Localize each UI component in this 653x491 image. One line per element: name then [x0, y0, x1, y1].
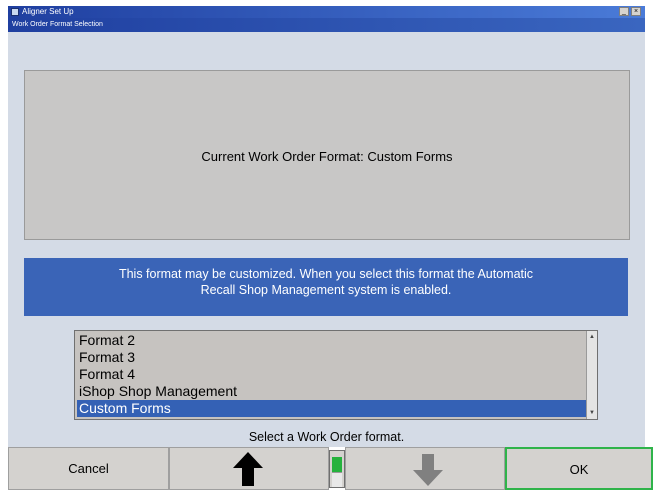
list-item-custom-forms[interactable]: Custom Forms	[77, 400, 587, 417]
list-item-format-2[interactable]: Format 2	[77, 332, 587, 349]
scroll-down-icon[interactable]: ▼	[588, 409, 596, 417]
level-indicator-empty	[332, 472, 342, 487]
info-line-1: This format may be customized. When you …	[118, 267, 534, 281]
level-indicator	[329, 450, 345, 488]
info-banner: This format may be customized. When you …	[24, 258, 628, 316]
down-arrow-icon	[413, 454, 443, 486]
window-title: Aligner Set Up	[22, 7, 74, 16]
app-icon	[11, 8, 19, 16]
cancel-button[interactable]: Cancel	[8, 447, 169, 490]
prompt-text: Select a Work Order format.	[248, 430, 405, 444]
format-list[interactable]: Format 2 Format 3 Format 4 iShop Shop Ma…	[74, 330, 598, 420]
up-arrow-icon	[233, 452, 263, 486]
list-scrollbar[interactable]: ▲ ▼	[586, 331, 597, 419]
window-titlebar: Aligner Set Up _ ×	[8, 6, 645, 18]
dialog-titlebar: Work Order Format Selection	[8, 18, 645, 32]
screen: Aligner Set Up _ × Work Order Format Sel…	[0, 0, 653, 490]
down-button[interactable]	[345, 447, 505, 490]
minimize-button[interactable]: _	[619, 7, 629, 16]
work-order-dialog: Work Order Format Selection Current Work…	[8, 18, 645, 447]
level-indicator-fill	[332, 457, 342, 472]
info-line-2: Recall Shop Management system is enabled…	[200, 283, 452, 297]
list-item-format-3[interactable]: Format 3	[77, 349, 587, 366]
ok-button[interactable]: OK	[505, 447, 653, 490]
up-button[interactable]	[169, 447, 329, 490]
current-format-text: Current Work Order Format: Custom Forms	[201, 149, 453, 164]
list-item-ishop[interactable]: iShop Shop Management	[77, 383, 587, 400]
scroll-up-icon[interactable]: ▲	[588, 333, 596, 341]
dialog-title: Work Order Format Selection	[12, 21, 103, 28]
close-button[interactable]: ×	[631, 7, 641, 16]
current-format-panel: Current Work Order Format: Custom Forms	[24, 70, 630, 240]
list-item-format-4[interactable]: Format 4	[77, 366, 587, 383]
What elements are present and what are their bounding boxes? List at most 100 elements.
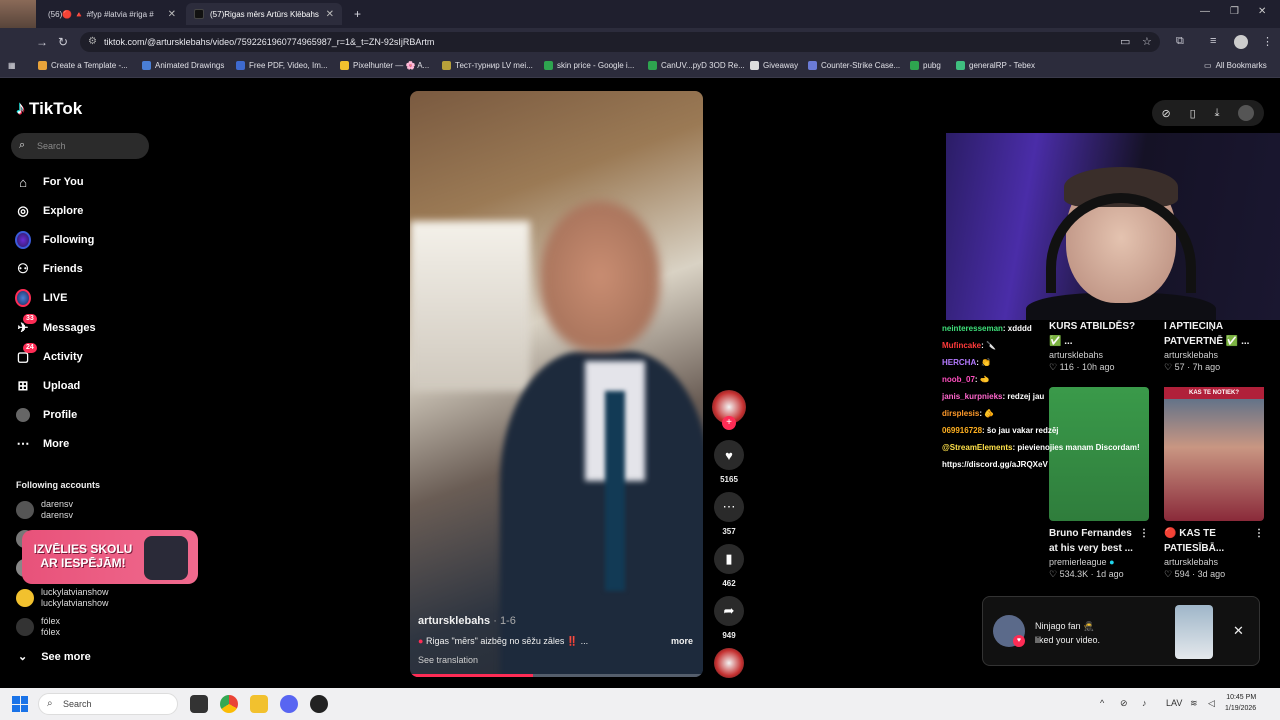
nav-more[interactable]: ⋯ More: [15, 434, 70, 454]
bookmark-item[interactable]: Counter-Strike Case...: [808, 61, 900, 70]
nav-for-you[interactable]: ⌂ For You: [15, 172, 83, 192]
close-icon[interactable]: ✕: [326, 9, 334, 20]
tiktok-logo[interactable]: ♪ TikTok: [16, 98, 82, 119]
see-translation-link[interactable]: See translation: [418, 655, 478, 665]
chat-text: : 👏: [976, 358, 992, 367]
compass-icon[interactable]: ⊘: [1161, 107, 1170, 120]
extensions-icon[interactable]: ⧉: [1176, 35, 1184, 48]
comment-button[interactable]: ⋯ 357: [712, 492, 746, 536]
bookmark-item[interactable]: generalRP - Tebex: [956, 61, 1035, 70]
share-count: 949: [722, 631, 736, 640]
comment-icon: ⋯: [714, 492, 744, 522]
all-bookmarks[interactable]: ▭ All Bookmarks: [1204, 61, 1267, 70]
discord-icon[interactable]: [280, 695, 298, 713]
task-view-icon[interactable]: [190, 695, 208, 713]
cast-icon[interactable]: ▭: [1120, 35, 1130, 48]
following-account[interactable]: fólex fólex: [16, 615, 60, 639]
wifi-icon[interactable]: ≋: [1190, 698, 1198, 709]
nav-following[interactable]: Following: [15, 230, 94, 250]
reload-icon[interactable]: ↻: [58, 35, 68, 49]
author-avatar-button[interactable]: +: [712, 390, 746, 430]
bookmark-item[interactable]: Create a Template -...: [38, 61, 128, 70]
more-link[interactable]: more: [671, 636, 693, 647]
browser-tab[interactable]: (56)🔴 🔺 #fyp #latvia #riga # ✕: [40, 3, 184, 25]
chat-username: dirsplesis: [942, 409, 980, 418]
taskbar-search[interactable]: ⌕ Search: [38, 693, 178, 715]
chat-username: neinteresseman: [942, 324, 1003, 333]
close-icon[interactable]: ✕: [1233, 623, 1244, 639]
like-button[interactable]: ♥ 5165: [712, 440, 746, 484]
save-count: 462: [722, 579, 736, 588]
chat-username: 069916728: [942, 426, 983, 435]
volume-icon[interactable]: ◁: [1208, 698, 1215, 709]
nav-live[interactable]: LIVE: [15, 288, 67, 308]
bookmark-item[interactable]: skin price - Google i...: [544, 61, 634, 70]
tray-chevron-icon[interactable]: ^: [1100, 698, 1104, 708]
video-author[interactable]: artursklebahs · 1-6: [418, 615, 516, 627]
file-explorer-icon[interactable]: [250, 695, 268, 713]
sound-avatar-button[interactable]: [712, 648, 746, 678]
bookmark-item[interactable]: pubg: [910, 61, 941, 70]
notification-toast[interactable]: ♥ Ninjago fan 🥷 liked your video. ✕: [982, 596, 1260, 666]
minimize-icon[interactable]: —: [1200, 6, 1210, 17]
obs-icon[interactable]: [310, 695, 328, 713]
windows-taskbar: ⌕ Search ^ ⊘ ♪ LAV ≋ ◁ 10:45 PM 1/19/202…: [0, 688, 1280, 720]
url-text: tiktok.com/@artursklebahs/video/75922619…: [104, 37, 435, 47]
restore-icon[interactable]: ❐: [1230, 6, 1239, 17]
card-options-icon[interactable]: ⋮: [1139, 526, 1149, 556]
bookmark-star-icon[interactable]: ☆: [1142, 35, 1152, 48]
close-window-icon[interactable]: ✕: [1258, 6, 1266, 17]
nav-explore[interactable]: ◎ Explore: [15, 201, 83, 221]
language-indicator[interactable]: LAV: [1166, 698, 1182, 708]
windows-start-icon[interactable]: [12, 696, 28, 712]
chat-text: : 🔪: [981, 341, 996, 350]
chat-message: Mufincake: 🔪: [942, 337, 1172, 354]
see-more-button[interactable]: ⌄ See more: [18, 650, 91, 664]
video-player[interactable]: artursklebahs · 1-6 ● Rigas "mērs" aizbē…: [410, 91, 703, 677]
browser-tab-active[interactable]: (57)Rigas mērs Artūrs Klēbahs ✕: [186, 3, 342, 25]
chat-username: @StreamElements: [942, 443, 1013, 452]
folder-icon: ▭: [1204, 61, 1212, 70]
bookmark-item[interactable]: CanUV...pyD 3OD Re...: [648, 61, 745, 70]
search-input[interactable]: ⌕ Search: [11, 133, 149, 159]
phone-icon[interactable]: ▯: [1190, 107, 1196, 120]
account-avatar-icon[interactable]: [1234, 35, 1248, 49]
following-account[interactable]: luckylatvianshow luckylatvianshow: [16, 586, 109, 610]
site-info-icon[interactable]: ⚙: [88, 36, 97, 47]
bookmark-item[interactable]: Animated Drawings: [142, 61, 224, 70]
nav-profile[interactable]: Profile: [15, 405, 77, 425]
following-account[interactable]: darensv darensv: [16, 498, 73, 522]
url-field[interactable]: ⚙ tiktok.com/@artursklebahs/video/759226…: [80, 32, 1160, 52]
bookmark-item[interactable]: Тест-турнир LV mei...: [442, 61, 533, 70]
save-button[interactable]: ▮ 462: [712, 544, 746, 588]
bookmark-item[interactable]: Pixelhunter — 🌸 A...: [340, 61, 429, 70]
microphone-icon[interactable]: ♪: [1142, 698, 1147, 708]
nav-activity[interactable]: ▢ 24 Activity: [15, 343, 83, 367]
bookmark-item[interactable]: Free PDF, Video, Im...: [236, 61, 328, 70]
nav-friends[interactable]: ⚇ Friends: [15, 259, 83, 279]
video-frame-window: [410, 221, 530, 391]
apps-grid-icon[interactable]: ▦: [8, 61, 16, 70]
profile-icon: [16, 408, 30, 422]
nav-messages[interactable]: ✈ 33 Messages: [15, 314, 96, 338]
reading-list-icon[interactable]: ≡: [1210, 35, 1216, 47]
share-button[interactable]: ➦ 949: [712, 596, 746, 640]
video-card[interactable]: KAS TE NOTIEK? 🔴 KAS TE PATIESĪBĀ... ⋮ ar…: [1164, 387, 1264, 580]
menu-kebab-icon[interactable]: ⋮: [1262, 35, 1273, 48]
chrome-icon[interactable]: [220, 695, 238, 713]
avatar[interactable]: [1238, 105, 1255, 121]
card-author: artursklebahs: [1164, 350, 1219, 360]
download-icon[interactable]: ⤓: [1215, 107, 1220, 120]
system-clock[interactable]: 10:45 PM 1/19/2026: [1225, 692, 1256, 714]
video-progress-bar[interactable]: [410, 674, 703, 677]
forward-icon[interactable]: →: [36, 35, 48, 49]
network-icon[interactable]: ⊘: [1120, 698, 1128, 709]
chat-username: noob_07: [942, 375, 975, 384]
follow-plus-icon[interactable]: +: [722, 416, 736, 430]
nav-upload[interactable]: ⊞ Upload: [15, 376, 81, 396]
new-tab-button[interactable]: +: [346, 3, 362, 25]
card-options-icon[interactable]: ⋮: [1254, 526, 1264, 556]
bookmark-item[interactable]: Giveaway: [750, 61, 798, 70]
promo-banner[interactable]: IZVĒLIES SKOLU AR IESPĒJĀM!: [22, 530, 198, 584]
close-icon[interactable]: ✕: [168, 9, 176, 20]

========================================================================

**Directions:** Reproduce verbatim the block of items from the line containing "400, 587, 417]" through the line containing "447, 169, 490]", including both of those lines.

**Response to this exercise:**
list-item-custom-forms[interactable]: Custom Forms	[77, 400, 587, 417]
list-item-format-2[interactable]: Format 2	[77, 332, 587, 349]
scroll-down-icon[interactable]: ▼	[588, 409, 596, 417]
level-indicator-empty	[332, 472, 342, 487]
info-line-1: This format may be customized. When you …	[118, 267, 534, 281]
level-indicator	[329, 450, 345, 488]
info-banner: This format may be customized. When you …	[24, 258, 628, 316]
down-arrow-icon	[413, 454, 443, 486]
window-title: Aligner Set Up	[22, 7, 74, 16]
app-icon	[11, 8, 19, 16]
cancel-button[interactable]: Cancel	[8, 447, 169, 490]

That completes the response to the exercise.